● TO DO
Reproduce all records exactly.

● INPUT DATA
________

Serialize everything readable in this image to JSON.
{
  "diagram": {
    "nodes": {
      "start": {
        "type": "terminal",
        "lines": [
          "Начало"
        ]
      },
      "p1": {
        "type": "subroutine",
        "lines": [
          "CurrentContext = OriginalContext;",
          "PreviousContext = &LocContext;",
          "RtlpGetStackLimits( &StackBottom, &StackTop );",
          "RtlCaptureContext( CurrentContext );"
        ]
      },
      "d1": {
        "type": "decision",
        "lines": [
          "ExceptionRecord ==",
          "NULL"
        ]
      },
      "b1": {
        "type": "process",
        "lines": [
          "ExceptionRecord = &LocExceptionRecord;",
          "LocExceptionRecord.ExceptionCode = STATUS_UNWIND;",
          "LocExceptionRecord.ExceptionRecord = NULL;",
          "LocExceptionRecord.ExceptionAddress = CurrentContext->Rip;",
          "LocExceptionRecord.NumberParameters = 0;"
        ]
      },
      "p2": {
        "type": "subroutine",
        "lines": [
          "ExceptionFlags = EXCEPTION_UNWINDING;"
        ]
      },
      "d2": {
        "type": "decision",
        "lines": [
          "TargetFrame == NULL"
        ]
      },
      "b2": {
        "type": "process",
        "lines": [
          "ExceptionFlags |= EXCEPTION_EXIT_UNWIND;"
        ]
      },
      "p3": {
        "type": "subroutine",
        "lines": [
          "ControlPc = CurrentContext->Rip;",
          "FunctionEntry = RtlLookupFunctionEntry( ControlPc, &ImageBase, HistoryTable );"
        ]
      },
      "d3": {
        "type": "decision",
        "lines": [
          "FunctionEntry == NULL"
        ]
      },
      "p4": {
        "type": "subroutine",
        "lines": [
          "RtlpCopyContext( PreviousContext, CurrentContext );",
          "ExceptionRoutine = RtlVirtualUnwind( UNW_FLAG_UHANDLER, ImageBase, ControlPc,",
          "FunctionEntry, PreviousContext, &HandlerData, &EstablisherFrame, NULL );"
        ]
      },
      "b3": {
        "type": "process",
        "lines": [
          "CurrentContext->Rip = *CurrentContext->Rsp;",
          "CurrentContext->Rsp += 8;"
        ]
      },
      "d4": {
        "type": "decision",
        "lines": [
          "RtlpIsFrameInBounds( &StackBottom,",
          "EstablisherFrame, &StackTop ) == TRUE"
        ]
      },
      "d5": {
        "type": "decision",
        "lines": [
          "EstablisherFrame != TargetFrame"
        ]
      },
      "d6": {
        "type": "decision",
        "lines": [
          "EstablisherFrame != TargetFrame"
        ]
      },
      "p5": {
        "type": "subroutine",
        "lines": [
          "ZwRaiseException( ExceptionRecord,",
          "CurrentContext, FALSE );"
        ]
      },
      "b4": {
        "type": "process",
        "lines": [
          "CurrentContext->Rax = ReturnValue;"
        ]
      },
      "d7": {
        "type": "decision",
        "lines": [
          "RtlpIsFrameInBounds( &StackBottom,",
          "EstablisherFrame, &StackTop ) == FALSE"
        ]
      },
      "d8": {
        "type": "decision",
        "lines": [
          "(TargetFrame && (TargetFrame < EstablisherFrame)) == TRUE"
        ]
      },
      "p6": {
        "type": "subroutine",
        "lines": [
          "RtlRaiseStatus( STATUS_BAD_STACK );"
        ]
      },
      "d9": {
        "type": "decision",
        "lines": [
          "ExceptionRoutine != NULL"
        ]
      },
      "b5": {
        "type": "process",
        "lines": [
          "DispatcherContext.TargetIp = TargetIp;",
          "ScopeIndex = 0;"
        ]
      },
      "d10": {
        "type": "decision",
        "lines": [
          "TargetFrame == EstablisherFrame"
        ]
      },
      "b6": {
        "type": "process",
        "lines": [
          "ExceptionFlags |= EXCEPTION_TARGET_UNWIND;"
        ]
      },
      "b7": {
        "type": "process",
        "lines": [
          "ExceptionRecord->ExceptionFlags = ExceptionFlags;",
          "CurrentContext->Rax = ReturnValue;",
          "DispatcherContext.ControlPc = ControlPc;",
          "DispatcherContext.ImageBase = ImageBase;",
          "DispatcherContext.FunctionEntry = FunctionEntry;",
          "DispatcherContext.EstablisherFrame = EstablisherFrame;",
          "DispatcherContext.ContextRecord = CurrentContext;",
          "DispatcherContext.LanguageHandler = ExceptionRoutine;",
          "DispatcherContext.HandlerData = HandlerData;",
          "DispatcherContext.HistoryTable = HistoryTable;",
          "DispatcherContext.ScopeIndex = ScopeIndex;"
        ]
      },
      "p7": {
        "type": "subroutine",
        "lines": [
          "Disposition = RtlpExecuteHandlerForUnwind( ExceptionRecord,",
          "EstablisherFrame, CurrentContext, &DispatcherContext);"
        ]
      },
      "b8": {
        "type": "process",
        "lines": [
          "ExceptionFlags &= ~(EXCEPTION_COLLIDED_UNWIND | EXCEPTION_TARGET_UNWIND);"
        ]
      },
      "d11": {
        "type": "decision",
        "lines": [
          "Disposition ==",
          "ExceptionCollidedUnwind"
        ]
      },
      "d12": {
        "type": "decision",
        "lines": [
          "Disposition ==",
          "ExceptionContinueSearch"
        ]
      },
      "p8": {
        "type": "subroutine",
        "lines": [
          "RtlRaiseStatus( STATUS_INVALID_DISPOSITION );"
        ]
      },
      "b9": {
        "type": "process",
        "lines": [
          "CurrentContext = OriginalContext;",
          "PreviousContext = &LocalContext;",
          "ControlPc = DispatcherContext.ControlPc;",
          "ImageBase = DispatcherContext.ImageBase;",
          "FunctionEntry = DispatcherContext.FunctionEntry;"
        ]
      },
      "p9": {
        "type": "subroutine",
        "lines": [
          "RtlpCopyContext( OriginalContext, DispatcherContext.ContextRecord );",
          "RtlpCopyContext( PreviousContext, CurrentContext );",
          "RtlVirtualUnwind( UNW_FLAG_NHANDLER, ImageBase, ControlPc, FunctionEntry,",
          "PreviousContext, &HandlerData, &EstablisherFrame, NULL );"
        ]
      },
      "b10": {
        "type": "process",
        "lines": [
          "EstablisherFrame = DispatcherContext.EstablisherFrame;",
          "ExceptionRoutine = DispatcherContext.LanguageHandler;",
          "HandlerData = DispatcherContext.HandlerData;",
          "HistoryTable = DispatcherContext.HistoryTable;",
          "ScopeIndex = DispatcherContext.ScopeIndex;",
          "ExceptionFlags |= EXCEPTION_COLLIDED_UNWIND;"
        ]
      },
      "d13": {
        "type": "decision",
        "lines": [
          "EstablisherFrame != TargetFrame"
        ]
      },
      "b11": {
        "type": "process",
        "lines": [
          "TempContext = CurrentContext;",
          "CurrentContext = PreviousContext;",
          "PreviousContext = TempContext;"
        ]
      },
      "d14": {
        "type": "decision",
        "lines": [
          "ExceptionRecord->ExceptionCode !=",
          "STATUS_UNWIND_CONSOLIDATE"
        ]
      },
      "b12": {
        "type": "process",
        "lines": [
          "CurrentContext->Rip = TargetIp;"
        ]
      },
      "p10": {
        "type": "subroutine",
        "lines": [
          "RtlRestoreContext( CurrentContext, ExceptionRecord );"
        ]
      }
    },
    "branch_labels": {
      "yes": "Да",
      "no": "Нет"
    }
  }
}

________

● ANSWER TO THE PROBLEM
Serialize everything readable in this image to JSON.
{
  "diagram": {
    "nodes": {
      "start": {
        "type": "terminal",
        "lines": [
          "Начало"
        ]
      },
      "p1": {
        "type": "subroutine",
        "lines": [
          "CurrentContext = OriginalContext;",
          "PreviousContext = &LocContext;",
          "RtlpGetStackLimits( &StackBottom, &StackTop );",
          "RtlCaptureContext( CurrentContext );"
        ]
      },
      "d1": {
        "type": "decision",
        "lines": [
          "ExceptionRecord ==",
          "NULL"
        ]
      },
      "b1": {
        "type": "process",
        "lines": [
          "ExceptionRecord = &LocExceptionRecord;",
          "LocExceptionRecord.ExceptionCode = STATUS_UNWIND;",
          "LocExceptionRecord.ExceptionRecord = NULL;",
          "LocExceptionRecord.ExceptionAddress = CurrentContext->Rip;",
          "LocExceptionRecord.NumberParameters = 0;"
        ]
      },
      "p2": {
        "type": "subroutine",
        "lines": [
          "ExceptionFlags = EXCEPTION_UNWINDING;"
        ]
      },
      "d2": {
        "type": "decision",
        "lines": [
          "TargetFrame == NULL"
        ]
      },
      "b2": {
        "type": "process",
        "lines": [
          "ExceptionFlags |= EXCEPTION_EXIT_UNWIND;"
        ]
      },
      "p3": {
        "type": "subroutine",
        "lines": [
          "ControlPc = CurrentContext->Rip;",
          "FunctionEntry = RtlLookupFunctionEntry( ControlPc, &ImageBase, HistoryTable );"
        ]
      },
      "d3": {
        "type": "decision",
        "lines": [
          "FunctionEntry == NULL"
        ]
      },
      "p4": {
        "type": "subroutine",
        "lines": [
          "RtlpCopyContext( PreviousContext, CurrentContext );",
          "ExceptionRoutine = RtlVirtualUnwind( UNW_FLAG_UHANDLER, ImageBase, ControlPc,",
          "FunctionEntry, PreviousContext, &HandlerData, &EstablisherFrame, NULL );"
        ]
      },
      "b3": {
        "type": "process",
        "lines": [
          "CurrentContext->Rip = *CurrentContext->Rsp;",
          "CurrentContext->Rsp += 8;"
        ]
      },
      "d4": {
        "type": "decision",
        "lines": [
          "RtlpIsFrameInBounds( &StackBottom,",
          "EstablisherFrame, &StackTop ) == TRUE"
        ]
      },
      "d5": {
        "type": "decision",
        "lines": [
          "EstablisherFrame != TargetFrame"
        ]
      },
      "d6": {
        "type": "decision",
        "lines": [
          "EstablisherFrame != TargetFrame"
        ]
      },
      "p5": {
        "type": "subroutine",
        "lines": [
          "ZwRaiseException( ExceptionRecord,",
          "CurrentContext, FALSE );"
        ]
      },
      "b4": {
        "type": "process",
        "lines": [
          "CurrentContext->Rax = ReturnValue;"
        ]
      },
      "d7": {
        "type": "decision",
        "lines": [
          "RtlpIsFrameInBounds( &StackBottom,",
          "EstablisherFrame, &StackTop ) == FALSE"
        ]
      },
      "d8": {
        "type": "decision",
        "lines": [
          "(TargetFrame && (TargetFrame < EstablisherFrame)) == TRUE"
        ]
      },
      "p6": {
        "type": "subroutine",
        "lines": [
          "RtlRaiseStatus( STATUS_BAD_STACK );"
        ]
      },
      "d9": {
        "type": "decision",
        "lines": [
          "ExceptionRoutine != NULL"
        ]
      },
      "b5": {
        "type": "process",
        "lines": [
          "DispatcherContext.TargetIp = TargetIp;",
          "ScopeIndex = 0;"
        ]
      },
      "d10": {
        "type": "decision",
        "lines": [
          "TargetFrame == EstablisherFrame"
        ]
      },
      "b6": {
        "type": "process",
        "lines": [
          "ExceptionFlags |= EXCEPTION_TARGET_UNWIND;"
        ]
      },
      "b7": {
        "type": "process",
        "lines": [
          "ExceptionRecord->ExceptionFlags = ExceptionFlags;",
          "CurrentContext->Rax = ReturnValue;",
          "DispatcherContext.ControlPc = ControlPc;",
          "DispatcherContext.ImageBase = ImageBase;",
          "DispatcherContext.FunctionEntry = FunctionEntry;",
          "DispatcherContext.EstablisherFrame = EstablisherFrame;",
          "DispatcherContext.ContextRecord = CurrentContext;",
          "DispatcherContext.LanguageHandler = ExceptionRoutine;",
          "DispatcherContext.HandlerData = HandlerData;",
          "DispatcherContext.HistoryTable = HistoryTable;",
          "DispatcherContext.ScopeIndex = ScopeIndex;"
        ]
      },
      "p7": {
        "type": "subroutine",
        "lines": [
          "Disposition = RtlpExecuteHandlerForUnwind( ExceptionRecord,",
          "EstablisherFrame, CurrentContext, &DispatcherContext);"
        ]
      },
      "b8": {
        "type": "process",
        "lines": [
          "ExceptionFlags &= ~(EXCEPTION_COLLIDED_UNWIND | EXCEPTION_TARGET_UNWIND);"
        ]
      },
      "d11": {
        "type": "decision",
        "lines": [
          "Disposition ==",
          "ExceptionCollidedUnwind"
        ]
      },
      "d12": {
        "type": "decision",
        "lines": [
          "Disposition ==",
          "ExceptionContinueSearch"
        ]
      },
      "p8": {
        "type": "subroutine",
        "lines": [
          "RtlRaiseStatus( STATUS_INVALID_DISPOSITION );"
        ]
      },
      "b9": {
        "type": "process",
        "lines": [
          "CurrentContext = OriginalContext;",
          "PreviousContext = &LocalContext;",
          "ControlPc = DispatcherContext.ControlPc;",
          "ImageBase = DispatcherContext.ImageBase;",
          "FunctionEntry = DispatcherContext.FunctionEntry;"
        ]
      },
      "p9": {
        "type": "subroutine",
        "lines": [
          "RtlpCopyContext( OriginalContext, DispatcherContext.ContextRecord );",
          "RtlpCopyContext( PreviousContext, CurrentContext );",
          "RtlVirtualUnwind( UNW_FLAG_NHANDLER, ImageBase, ControlPc, FunctionEntry,",
          "PreviousContext, &HandlerData, &EstablisherFrame, NULL );"
        ]
      },
      "b10": {
        "type": "process",
        "lines": [
          "EstablisherFrame = DispatcherContext.EstablisherFrame;",
          "ExceptionRoutine = DispatcherContext.LanguageHandler;",
          "HandlerData = DispatcherContext.HandlerData;",
          "HistoryTable = DispatcherContext.HistoryTable;",
          "ScopeIndex = DispatcherContext.ScopeIndex;",
          "ExceptionFlags |= EXCEPTION_COLLIDED_UNWIND;"
        ]
      },
      "d13": {
        "type": "decision",
        "lines": [
          "EstablisherFrame != TargetFrame"
        ]
      },
      "b11": {
        "type": "process",
        "lines": [
          "TempContext = CurrentContext;",
          "CurrentContext = PreviousContext;",
          "PreviousContext = TempContext;"
        ]
      },
      "d14": {
        "type": "decision",
        "lines": [
          "ExceptionRecord->ExceptionCode !=",
          "STATUS_UNWIND_CONSOLIDATE"
        ]
      },
      "b12": {
        "type": "process",
        "lines": [
          "CurrentContext->Rip = TargetIp;"
        ]
      },
      "p10": {
        "type": "subroutine",
        "lines": [
          "RtlRestoreContext( CurrentContext, ExceptionRecord );"
        ]
      }
    },
    "branch_labels": {
      "yes": "Да",
      "no": "Нет"
    }
  }
}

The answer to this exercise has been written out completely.